* Task requirements
Write the records out again, keeping each line exactly as it is.
-- START --
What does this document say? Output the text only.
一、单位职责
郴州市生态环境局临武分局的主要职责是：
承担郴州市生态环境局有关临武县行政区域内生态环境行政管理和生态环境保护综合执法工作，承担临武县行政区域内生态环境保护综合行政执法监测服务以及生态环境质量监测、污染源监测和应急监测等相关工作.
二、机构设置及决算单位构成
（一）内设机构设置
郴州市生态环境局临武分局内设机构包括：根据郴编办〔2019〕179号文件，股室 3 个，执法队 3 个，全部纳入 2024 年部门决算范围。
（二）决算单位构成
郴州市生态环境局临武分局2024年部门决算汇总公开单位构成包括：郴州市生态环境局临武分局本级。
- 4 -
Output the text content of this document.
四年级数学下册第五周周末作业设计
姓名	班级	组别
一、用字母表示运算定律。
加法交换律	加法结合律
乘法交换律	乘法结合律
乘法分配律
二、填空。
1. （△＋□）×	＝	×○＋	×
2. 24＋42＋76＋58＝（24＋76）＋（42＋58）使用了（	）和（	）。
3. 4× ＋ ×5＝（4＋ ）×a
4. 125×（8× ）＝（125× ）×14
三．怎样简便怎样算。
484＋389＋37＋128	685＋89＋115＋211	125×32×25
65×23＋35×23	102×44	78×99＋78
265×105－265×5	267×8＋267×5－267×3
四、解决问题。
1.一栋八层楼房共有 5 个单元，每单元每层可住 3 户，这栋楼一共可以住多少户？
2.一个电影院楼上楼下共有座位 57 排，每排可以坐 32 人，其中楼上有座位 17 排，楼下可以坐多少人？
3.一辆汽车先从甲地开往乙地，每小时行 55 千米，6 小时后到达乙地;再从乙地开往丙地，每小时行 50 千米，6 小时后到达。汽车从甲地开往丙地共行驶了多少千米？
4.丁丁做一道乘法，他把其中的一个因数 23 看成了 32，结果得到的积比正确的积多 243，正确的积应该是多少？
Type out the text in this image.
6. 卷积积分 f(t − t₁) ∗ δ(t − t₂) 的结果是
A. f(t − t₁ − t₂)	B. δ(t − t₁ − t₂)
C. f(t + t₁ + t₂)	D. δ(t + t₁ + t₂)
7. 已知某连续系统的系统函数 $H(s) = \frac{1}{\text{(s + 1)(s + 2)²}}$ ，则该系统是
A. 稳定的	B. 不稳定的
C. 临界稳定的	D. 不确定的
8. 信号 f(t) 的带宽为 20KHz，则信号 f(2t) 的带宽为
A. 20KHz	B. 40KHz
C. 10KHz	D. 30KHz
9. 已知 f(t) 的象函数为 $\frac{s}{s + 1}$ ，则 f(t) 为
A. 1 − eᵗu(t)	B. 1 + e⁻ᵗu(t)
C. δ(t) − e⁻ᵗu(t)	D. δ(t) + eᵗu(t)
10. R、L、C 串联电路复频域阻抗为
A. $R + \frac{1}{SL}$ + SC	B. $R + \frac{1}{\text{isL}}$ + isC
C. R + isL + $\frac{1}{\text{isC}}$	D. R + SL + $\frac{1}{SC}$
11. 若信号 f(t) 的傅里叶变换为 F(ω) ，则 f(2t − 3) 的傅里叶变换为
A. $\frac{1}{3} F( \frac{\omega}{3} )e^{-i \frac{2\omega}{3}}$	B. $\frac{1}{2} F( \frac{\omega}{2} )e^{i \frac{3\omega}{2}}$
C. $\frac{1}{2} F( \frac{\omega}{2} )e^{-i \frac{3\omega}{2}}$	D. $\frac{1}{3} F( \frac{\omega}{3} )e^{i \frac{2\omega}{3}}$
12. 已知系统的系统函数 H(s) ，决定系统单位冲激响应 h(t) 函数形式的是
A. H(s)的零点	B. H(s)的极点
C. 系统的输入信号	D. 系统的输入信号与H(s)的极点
-- END --
* Task result
What does this document say? Output the text only.
一、单位职责
郴州市生态环境局临武分局的主要职责是：
承担郴州市生态环境局有关临武县行政区域内生态环境行政管理和生态环境保护综合执法工作，承担临武县行政区域内生态环境保护综合行政执法监测服务以及生态环境质量监测、污染源监测和应急监测等相关工作.
二、机构设置及决算单位构成
（一）内设机构设置
郴州市生态环境局临武分局内设机构包括：根据郴编办〔2019〕179号文件，股室 3 个，执法队 3 个，全部纳入 2024 年部门决算范围。
（二）决算单位构成
郴州市生态环境局临武分局2024年部门决算汇总公开单位构成包括：郴州市生态环境局临武分局本级。
- 4 -
Output the text content of this document.
四年级数学下册第五周周末作业设计
姓名	班级	组别
一、用字母表示运算定律。
加法交换律	加法结合律
乘法交换律	乘法结合律
乘法分配律
二、填空。
1. （△＋□）×	＝	×○＋	×
2. 24＋42＋76＋58＝（24＋76）＋（42＋58）使用了（	）和（	）。
3. 4× ＋ ×5＝（4＋ ）×a
4. 125×（8× ）＝（125× ）×14
三．怎样简便怎样算。
484＋389＋37＋128	685＋89＋115＋211	125×32×25
65×23＋35×23	102×44	78×99＋78
265×105－265×5	267×8＋267×5－267×3
四、解决问题。
1.一栋八层楼房共有 5 个单元，每单元每层可住 3 户，这栋楼一共可以住多少户？
2.一个电影院楼上楼下共有座位 57 排，每排可以坐 32 人，其中楼上有座位 17 排，楼下可以坐多少人？
3.一辆汽车先从甲地开往乙地，每小时行 55 千米，6 小时后到达乙地;再从乙地开往丙地，每小时行 50 千米，6 小时后到达。汽车从甲地开往丙地共行驶了多少千米？
4.丁丁做一道乘法，他把其中的一个因数 23 看成了 32，结果得到的积比正确的积多 243，正确的积应该是多少？
Type out the text in this image.
6. 卷积积分 f(t − t₁) ∗ δ(t − t₂) 的结果是
A. f(t − t₁ − t₂)	B. δ(t − t₁ − t₂)
C. f(t + t₁ + t₂)	D. δ(t + t₁ + t₂)
7. 已知某连续系统的系统函数 $H(s) = \frac{1}{\text{(s + 1)(s + 2)²}}$ ，则该系统是
A. 稳定的	B. 不稳定的
C. 临界稳定的	D. 不确定的
8. 信号 f(t) 的带宽为 20KHz，则信号 f(2t) 的带宽为
A. 20KHz	B. 40KHz
C. 10KHz	D. 30KHz
9. 已知 f(t) 的象函数为 $\frac{s}{s + 1}$ ，则 f(t) 为
A. 1 − eᵗu(t)	B. 1 + e⁻ᵗu(t)
C. δ(t) − e⁻ᵗu(t)	D. δ(t) + eᵗu(t)
10. R、L、C 串联电路复频域阻抗为
A. $R + \frac{1}{SL}$ + SC	B. $R + \frac{1}{\text{isL}}$ + isC
C. R + isL + $\frac{1}{\text{isC}}$	D. R + SL + $\frac{1}{SC}$
11. 若信号 f(t) 的傅里叶变换为 F(ω) ，则 f(2t − 3) 的傅里叶变换为
A. $\frac{1}{3} F( \frac{\omega}{3} )e^{-i \frac{2\omega}{3}}$	B. $\frac{1}{2} F( \frac{\omega}{2} )e^{i \frac{3\omega}{2}}$
C. $\frac{1}{2} F( \frac{\omega}{2} )e^{-i \frac{3\omega}{2}}$	D. $\frac{1}{3} F( \frac{\omega}{3} )e^{i \frac{2\omega}{3}}$
12. 已知系统的系统函数 H(s) ，决定系统单位冲激响应 h(t) 函数形式的是
A. H(s)的零点	B. H(s)的极点
C. 系统的输入信号	D. 系统的输入信号与H(s)的极点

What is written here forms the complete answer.